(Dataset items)
----

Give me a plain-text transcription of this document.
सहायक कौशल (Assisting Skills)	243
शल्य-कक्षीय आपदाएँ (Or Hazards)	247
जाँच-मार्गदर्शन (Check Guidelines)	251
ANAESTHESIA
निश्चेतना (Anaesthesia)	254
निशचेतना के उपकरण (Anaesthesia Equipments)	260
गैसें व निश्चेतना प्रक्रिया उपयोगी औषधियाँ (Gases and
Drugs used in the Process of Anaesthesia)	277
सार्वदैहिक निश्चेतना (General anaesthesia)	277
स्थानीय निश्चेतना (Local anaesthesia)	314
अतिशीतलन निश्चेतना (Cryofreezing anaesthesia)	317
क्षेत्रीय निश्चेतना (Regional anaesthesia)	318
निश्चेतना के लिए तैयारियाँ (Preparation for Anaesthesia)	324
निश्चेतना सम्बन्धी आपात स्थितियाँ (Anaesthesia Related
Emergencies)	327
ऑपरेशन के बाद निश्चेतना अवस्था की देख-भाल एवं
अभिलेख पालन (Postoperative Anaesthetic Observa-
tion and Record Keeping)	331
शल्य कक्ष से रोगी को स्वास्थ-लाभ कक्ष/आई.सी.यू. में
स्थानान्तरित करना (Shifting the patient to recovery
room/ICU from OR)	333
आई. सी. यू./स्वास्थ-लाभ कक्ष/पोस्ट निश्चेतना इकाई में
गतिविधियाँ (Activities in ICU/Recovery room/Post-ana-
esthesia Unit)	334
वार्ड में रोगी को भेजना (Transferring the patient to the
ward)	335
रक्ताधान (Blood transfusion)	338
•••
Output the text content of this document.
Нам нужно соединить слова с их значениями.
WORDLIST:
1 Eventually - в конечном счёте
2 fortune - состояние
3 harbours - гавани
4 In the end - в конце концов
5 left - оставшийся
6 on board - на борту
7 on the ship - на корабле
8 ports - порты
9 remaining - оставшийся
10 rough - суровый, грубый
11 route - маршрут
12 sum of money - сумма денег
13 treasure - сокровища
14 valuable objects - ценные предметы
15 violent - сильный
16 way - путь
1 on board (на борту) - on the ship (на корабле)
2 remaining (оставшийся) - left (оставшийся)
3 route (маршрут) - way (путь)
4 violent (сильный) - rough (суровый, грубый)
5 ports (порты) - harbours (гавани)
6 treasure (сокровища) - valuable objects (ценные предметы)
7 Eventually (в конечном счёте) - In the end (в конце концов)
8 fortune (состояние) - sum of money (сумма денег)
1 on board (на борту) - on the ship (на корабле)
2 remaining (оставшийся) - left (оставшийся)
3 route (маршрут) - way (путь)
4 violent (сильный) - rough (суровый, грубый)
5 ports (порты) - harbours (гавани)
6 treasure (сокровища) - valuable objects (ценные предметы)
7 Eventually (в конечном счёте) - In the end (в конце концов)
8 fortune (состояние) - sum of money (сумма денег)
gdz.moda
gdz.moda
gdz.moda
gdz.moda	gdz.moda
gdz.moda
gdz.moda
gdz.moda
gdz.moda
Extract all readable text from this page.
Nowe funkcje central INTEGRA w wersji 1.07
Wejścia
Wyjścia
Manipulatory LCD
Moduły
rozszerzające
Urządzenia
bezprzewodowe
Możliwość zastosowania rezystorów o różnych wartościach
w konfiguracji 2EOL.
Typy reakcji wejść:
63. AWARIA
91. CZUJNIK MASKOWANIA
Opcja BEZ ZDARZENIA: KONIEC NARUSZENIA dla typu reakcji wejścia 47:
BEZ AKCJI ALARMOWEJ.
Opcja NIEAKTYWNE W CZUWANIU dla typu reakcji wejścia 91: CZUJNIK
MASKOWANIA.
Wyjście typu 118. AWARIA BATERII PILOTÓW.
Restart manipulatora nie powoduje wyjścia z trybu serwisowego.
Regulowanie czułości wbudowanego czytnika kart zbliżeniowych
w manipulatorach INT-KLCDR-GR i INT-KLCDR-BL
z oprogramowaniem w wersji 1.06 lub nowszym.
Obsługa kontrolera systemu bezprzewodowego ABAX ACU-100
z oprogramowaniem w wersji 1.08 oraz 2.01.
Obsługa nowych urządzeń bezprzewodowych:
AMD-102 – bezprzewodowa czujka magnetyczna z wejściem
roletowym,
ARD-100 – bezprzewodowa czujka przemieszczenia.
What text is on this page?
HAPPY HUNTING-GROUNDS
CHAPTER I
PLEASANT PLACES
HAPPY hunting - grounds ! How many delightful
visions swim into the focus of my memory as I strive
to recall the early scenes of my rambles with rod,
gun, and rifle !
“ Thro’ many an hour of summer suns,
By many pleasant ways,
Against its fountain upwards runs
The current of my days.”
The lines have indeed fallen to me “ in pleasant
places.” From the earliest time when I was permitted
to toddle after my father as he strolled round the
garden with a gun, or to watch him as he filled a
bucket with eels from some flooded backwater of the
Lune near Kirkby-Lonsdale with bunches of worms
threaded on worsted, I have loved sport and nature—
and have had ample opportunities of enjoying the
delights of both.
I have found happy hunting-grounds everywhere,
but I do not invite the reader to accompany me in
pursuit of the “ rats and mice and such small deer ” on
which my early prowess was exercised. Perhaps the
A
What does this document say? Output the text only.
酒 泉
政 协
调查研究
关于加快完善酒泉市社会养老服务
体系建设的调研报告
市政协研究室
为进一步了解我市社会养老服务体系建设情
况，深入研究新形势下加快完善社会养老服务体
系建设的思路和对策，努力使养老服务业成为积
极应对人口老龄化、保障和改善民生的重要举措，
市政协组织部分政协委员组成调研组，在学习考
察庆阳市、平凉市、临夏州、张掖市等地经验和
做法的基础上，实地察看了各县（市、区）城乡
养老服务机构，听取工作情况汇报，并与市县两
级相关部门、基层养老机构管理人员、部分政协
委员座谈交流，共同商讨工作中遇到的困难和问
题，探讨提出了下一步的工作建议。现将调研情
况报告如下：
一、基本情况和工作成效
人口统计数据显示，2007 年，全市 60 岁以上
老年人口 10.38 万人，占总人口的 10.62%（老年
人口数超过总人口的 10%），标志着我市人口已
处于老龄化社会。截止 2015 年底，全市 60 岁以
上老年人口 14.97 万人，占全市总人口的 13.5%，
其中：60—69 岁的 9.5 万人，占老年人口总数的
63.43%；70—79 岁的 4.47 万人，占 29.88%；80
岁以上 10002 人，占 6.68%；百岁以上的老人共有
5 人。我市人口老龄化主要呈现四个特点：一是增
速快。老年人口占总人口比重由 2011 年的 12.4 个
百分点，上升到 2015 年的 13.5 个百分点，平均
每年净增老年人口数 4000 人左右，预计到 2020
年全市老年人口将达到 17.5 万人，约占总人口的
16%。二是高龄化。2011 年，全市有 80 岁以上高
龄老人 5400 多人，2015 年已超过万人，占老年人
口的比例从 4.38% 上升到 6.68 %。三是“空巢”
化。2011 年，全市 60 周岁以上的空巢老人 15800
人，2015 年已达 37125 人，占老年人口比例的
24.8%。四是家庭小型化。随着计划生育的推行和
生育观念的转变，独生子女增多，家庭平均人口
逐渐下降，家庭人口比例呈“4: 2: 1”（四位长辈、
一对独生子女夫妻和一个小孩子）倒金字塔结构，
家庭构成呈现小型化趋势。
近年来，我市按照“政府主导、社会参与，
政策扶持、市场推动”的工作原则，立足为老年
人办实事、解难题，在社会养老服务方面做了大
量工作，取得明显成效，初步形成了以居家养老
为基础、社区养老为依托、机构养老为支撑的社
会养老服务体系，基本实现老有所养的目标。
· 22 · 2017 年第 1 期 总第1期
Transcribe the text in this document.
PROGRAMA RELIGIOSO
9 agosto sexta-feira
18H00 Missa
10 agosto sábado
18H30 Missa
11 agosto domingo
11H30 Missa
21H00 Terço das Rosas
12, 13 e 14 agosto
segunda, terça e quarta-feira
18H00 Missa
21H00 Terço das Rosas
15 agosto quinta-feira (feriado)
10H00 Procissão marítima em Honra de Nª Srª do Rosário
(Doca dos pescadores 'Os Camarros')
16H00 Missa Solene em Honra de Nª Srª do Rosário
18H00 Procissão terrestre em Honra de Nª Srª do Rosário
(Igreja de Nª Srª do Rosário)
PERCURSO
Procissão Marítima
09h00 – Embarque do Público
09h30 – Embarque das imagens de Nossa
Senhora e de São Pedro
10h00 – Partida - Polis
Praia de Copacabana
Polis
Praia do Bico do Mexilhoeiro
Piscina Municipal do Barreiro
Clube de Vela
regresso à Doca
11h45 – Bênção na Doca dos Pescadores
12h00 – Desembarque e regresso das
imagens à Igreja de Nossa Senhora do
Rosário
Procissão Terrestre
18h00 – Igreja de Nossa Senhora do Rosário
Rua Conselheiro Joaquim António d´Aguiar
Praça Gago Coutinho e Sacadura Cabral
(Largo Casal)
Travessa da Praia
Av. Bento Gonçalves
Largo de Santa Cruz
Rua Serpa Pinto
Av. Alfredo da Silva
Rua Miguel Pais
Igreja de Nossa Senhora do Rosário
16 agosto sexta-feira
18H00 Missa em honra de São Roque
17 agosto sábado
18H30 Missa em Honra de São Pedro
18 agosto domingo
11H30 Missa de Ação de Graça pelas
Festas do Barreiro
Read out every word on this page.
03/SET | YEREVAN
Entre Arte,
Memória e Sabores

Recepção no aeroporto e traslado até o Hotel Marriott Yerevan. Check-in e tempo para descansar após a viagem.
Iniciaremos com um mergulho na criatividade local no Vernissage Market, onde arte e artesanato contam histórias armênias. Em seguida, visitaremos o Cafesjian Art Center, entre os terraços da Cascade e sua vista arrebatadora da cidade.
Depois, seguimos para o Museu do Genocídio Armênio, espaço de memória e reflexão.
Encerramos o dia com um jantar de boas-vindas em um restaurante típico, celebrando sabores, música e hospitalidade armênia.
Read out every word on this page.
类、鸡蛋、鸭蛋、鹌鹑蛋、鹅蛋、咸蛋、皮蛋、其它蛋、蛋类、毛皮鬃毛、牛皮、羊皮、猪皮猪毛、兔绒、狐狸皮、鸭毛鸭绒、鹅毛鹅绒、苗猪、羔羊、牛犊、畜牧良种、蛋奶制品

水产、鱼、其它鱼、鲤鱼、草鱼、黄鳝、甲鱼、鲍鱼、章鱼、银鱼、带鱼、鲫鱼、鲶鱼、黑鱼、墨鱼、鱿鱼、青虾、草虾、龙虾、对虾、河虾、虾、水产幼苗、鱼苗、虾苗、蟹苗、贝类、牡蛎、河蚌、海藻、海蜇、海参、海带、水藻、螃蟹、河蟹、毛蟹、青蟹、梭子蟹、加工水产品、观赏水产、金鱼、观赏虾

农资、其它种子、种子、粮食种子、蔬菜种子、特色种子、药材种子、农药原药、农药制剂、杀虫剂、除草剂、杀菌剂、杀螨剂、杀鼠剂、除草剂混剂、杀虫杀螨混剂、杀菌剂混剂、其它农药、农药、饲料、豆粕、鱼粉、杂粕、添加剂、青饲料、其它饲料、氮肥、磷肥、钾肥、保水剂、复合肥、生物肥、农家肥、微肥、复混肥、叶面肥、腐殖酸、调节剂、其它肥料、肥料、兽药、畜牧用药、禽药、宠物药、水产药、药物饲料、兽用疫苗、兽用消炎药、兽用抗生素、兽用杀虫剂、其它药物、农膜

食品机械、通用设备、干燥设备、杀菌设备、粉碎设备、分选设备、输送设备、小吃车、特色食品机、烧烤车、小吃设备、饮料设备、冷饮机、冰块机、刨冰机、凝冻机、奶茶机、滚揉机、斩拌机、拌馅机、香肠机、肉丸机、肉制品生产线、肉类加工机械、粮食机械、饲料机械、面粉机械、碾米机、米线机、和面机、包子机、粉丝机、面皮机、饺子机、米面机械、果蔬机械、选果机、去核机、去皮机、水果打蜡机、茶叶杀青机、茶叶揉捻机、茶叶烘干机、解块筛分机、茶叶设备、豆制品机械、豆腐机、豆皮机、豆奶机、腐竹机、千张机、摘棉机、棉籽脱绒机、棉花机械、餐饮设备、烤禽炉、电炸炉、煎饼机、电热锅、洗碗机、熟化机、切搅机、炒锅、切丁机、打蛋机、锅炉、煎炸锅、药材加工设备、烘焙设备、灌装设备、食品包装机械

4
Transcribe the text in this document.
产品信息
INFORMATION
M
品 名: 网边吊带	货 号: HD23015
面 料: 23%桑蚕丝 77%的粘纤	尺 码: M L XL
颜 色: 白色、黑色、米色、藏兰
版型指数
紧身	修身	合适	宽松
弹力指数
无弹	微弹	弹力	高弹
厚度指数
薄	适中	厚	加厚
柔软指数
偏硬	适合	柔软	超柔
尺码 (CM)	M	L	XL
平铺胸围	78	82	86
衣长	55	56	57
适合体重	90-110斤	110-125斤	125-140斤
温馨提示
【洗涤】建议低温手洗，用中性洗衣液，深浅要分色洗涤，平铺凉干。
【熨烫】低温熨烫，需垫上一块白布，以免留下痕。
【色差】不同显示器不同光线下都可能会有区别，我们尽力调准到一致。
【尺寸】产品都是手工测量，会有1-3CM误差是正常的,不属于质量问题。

----

[Task brief]
Tell how many lines in the records above contain "domingo", giving the number and no other words.

[Answer to this task]
2